List each line of the data that holds the string "JSON", please.

__________________________________________________

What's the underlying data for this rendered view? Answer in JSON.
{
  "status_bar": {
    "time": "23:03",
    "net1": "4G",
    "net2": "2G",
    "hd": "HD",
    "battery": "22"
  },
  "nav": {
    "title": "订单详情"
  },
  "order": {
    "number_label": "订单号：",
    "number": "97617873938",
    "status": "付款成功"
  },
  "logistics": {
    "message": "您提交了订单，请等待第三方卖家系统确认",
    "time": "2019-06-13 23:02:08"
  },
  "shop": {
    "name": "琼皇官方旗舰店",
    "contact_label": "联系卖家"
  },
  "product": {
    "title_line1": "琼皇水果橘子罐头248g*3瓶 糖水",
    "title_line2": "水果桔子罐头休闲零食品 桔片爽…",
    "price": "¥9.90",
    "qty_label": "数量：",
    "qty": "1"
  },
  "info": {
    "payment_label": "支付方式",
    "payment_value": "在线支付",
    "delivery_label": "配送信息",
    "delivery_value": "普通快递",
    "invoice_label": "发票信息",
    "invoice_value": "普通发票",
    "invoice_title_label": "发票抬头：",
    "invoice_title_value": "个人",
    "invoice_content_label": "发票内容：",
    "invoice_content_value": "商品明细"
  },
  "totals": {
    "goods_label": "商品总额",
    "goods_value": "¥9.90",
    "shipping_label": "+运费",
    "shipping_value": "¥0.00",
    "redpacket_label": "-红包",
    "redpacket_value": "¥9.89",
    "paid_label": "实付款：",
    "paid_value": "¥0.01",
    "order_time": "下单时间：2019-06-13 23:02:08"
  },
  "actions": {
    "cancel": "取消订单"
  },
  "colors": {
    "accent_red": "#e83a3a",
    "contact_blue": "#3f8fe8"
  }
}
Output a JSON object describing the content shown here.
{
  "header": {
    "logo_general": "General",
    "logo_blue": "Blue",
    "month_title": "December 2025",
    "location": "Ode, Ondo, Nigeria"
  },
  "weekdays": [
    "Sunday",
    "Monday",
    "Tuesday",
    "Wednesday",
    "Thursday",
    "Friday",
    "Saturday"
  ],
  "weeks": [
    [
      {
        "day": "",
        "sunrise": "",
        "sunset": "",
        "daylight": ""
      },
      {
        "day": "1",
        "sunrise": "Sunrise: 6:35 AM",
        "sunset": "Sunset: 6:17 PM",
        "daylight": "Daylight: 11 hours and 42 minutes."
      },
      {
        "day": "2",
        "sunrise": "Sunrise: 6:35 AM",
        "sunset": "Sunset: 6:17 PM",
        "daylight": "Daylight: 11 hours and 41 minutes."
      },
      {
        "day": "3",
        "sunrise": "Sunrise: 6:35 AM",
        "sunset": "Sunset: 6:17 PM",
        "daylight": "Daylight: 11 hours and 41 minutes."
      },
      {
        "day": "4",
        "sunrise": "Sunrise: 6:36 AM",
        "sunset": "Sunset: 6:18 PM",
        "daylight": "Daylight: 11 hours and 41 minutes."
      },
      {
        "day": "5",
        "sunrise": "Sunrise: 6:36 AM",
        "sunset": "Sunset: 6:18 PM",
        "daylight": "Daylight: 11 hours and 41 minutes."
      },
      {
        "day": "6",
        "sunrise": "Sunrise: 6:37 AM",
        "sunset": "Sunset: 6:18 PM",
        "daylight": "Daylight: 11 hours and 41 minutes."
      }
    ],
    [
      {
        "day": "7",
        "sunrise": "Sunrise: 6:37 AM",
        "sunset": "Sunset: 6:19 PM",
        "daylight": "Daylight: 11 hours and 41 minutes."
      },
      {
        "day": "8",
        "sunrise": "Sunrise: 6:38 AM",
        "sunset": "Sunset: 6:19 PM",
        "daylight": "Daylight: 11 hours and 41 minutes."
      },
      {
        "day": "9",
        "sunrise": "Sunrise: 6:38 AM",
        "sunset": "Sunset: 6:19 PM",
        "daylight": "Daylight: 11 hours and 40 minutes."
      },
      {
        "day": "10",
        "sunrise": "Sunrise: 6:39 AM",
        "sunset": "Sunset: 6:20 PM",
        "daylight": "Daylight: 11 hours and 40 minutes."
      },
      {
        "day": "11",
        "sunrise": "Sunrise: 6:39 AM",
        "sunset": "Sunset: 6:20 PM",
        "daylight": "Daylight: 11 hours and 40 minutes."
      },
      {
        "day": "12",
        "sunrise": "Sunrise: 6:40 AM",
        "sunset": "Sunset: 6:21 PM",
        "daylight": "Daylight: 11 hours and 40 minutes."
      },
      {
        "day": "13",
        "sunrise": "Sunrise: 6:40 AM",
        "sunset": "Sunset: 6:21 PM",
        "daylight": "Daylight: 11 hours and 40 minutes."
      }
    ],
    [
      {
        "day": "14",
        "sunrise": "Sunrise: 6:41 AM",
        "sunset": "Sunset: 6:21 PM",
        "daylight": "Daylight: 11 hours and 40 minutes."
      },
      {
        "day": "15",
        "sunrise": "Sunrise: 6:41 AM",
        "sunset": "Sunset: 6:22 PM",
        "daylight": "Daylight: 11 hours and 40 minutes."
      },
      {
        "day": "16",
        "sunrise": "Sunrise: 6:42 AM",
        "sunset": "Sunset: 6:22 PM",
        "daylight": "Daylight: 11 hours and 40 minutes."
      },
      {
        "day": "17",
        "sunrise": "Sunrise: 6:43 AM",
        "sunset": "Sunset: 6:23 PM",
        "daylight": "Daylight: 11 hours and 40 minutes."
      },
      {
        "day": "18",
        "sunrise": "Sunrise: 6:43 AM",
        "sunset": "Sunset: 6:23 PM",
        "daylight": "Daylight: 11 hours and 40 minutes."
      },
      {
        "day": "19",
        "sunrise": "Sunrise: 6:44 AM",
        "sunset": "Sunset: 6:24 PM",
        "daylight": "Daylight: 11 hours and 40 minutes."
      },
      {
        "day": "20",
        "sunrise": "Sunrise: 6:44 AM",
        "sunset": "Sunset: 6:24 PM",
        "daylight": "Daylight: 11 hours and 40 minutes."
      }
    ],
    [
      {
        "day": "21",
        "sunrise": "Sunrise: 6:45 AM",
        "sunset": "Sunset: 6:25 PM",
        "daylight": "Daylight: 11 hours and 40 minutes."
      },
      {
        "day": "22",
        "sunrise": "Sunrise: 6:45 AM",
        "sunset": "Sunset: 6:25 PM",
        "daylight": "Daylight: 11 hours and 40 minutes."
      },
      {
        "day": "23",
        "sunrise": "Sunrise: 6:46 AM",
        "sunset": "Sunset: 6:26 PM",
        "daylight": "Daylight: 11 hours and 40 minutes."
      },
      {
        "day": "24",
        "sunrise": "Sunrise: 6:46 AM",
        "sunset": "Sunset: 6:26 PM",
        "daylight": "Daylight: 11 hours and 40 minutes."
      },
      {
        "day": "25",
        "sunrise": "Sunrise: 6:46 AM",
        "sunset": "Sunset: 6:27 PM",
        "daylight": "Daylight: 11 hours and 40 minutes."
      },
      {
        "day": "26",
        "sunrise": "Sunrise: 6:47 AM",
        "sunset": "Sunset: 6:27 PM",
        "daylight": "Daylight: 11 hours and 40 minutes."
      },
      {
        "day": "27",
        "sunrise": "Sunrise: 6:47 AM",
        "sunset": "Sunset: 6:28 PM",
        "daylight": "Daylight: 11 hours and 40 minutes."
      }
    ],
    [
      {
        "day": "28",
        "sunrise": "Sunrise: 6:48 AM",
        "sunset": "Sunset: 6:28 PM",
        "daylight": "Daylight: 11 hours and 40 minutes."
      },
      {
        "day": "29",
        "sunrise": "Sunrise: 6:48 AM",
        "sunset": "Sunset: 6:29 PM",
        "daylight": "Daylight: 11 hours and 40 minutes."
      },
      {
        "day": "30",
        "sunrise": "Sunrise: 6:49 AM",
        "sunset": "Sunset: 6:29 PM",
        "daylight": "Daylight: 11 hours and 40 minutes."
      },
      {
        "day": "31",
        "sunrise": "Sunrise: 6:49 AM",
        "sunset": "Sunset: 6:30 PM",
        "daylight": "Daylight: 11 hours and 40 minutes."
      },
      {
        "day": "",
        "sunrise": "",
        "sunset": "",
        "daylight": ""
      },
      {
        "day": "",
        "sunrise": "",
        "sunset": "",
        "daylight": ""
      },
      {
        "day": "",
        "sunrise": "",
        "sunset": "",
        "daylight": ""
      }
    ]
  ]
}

__________________________________________________

§ CORRECT OUTPUT
What's the underlying data for this rendered view? Answer in JSON.
Output a JSON object describing the content shown here.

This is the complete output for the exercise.